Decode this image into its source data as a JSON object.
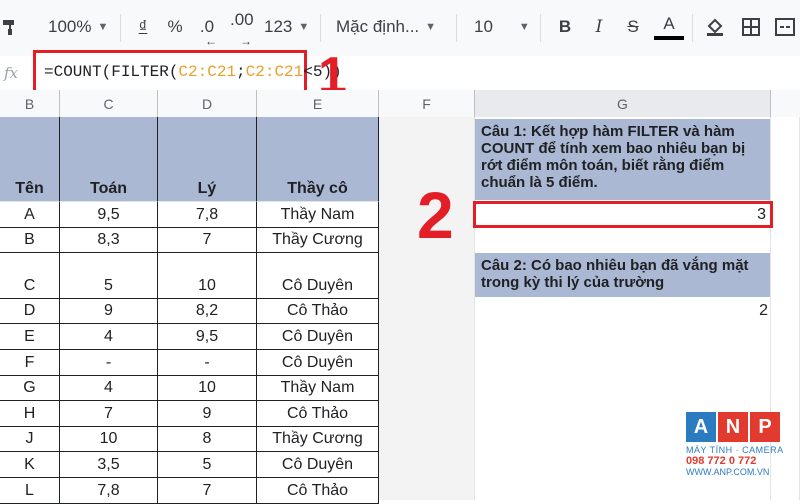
{
  "toolbar": {
    "zoom": "100%",
    "currency": "₫",
    "percent": "%",
    "dec_decrease": ".0",
    "dec_increase": ".00",
    "more_formats": "123",
    "font": "Mặc định...",
    "font_size": "10",
    "bold": "B",
    "italic": "I",
    "strike": "S",
    "text_color": "A"
  },
  "formula_bar": {
    "fx_label": "fx",
    "formula_prefix": "=COUNT(FILTER(",
    "ref1": "C2:C21",
    "sep": ";",
    "ref2": "C2:C21",
    "formula_suffix": "<5))"
  },
  "annotations": {
    "one": "1",
    "two": "2"
  },
  "columns": [
    "B",
    "C",
    "D",
    "E",
    "F",
    "G"
  ],
  "table": {
    "headers": [
      "Tên",
      "Toán",
      "Lý",
      "Thầy cô"
    ],
    "rows": [
      [
        "A",
        "9,5",
        "7,8",
        "Thầy Nam"
      ],
      [
        "B",
        "8,3",
        "7",
        "Thầy Cương"
      ],
      [
        "C",
        "5",
        "10",
        "Cô Duyên"
      ],
      [
        "D",
        "9",
        "8,2",
        "Cô Thảo"
      ],
      [
        "E",
        "4",
        "9,5",
        "Cô Duyên"
      ],
      [
        "F",
        "-",
        "-",
        "Cô Duyên"
      ],
      [
        "G",
        "4",
        "10",
        "Thầy Nam"
      ],
      [
        "H",
        "7",
        "9",
        "Cô Thảo"
      ],
      [
        "J",
        "10",
        "8",
        "Thầy Cương"
      ],
      [
        "K",
        "3,5",
        "5",
        "Cô Duyên"
      ],
      [
        "L",
        "7,8",
        "7",
        "Cô Thảo"
      ]
    ]
  },
  "questions": {
    "q1": "Câu 1: Kết hợp hàm FILTER và hàm COUNT để tính xem bao nhiêu bạn bị rớt điểm môn toán, biết rằng điểm chuẩn là 5 điểm.",
    "a1": "3",
    "q2": "Câu 2: Có bao nhiêu bạn đã vắng mặt trong kỳ thi lý của trường",
    "a2": "2"
  },
  "logo": {
    "letters": [
      "A",
      "N",
      "P"
    ],
    "line1": "MÁY TÍNH · CAMERA",
    "phone": "098 772 0 772",
    "site": "WWW.ANP.COM.VN"
  },
  "colors": {
    "accent_red": "#e41e26",
    "header_blue": "#aab8d4",
    "logo_blue": "#2b7bc0",
    "logo_red": "#e23a2e"
  }
}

++++++++

- _What is expected_
Work out how many lines of the data hold the string "FILTER". Reply with that number alone.

- _Full response_
2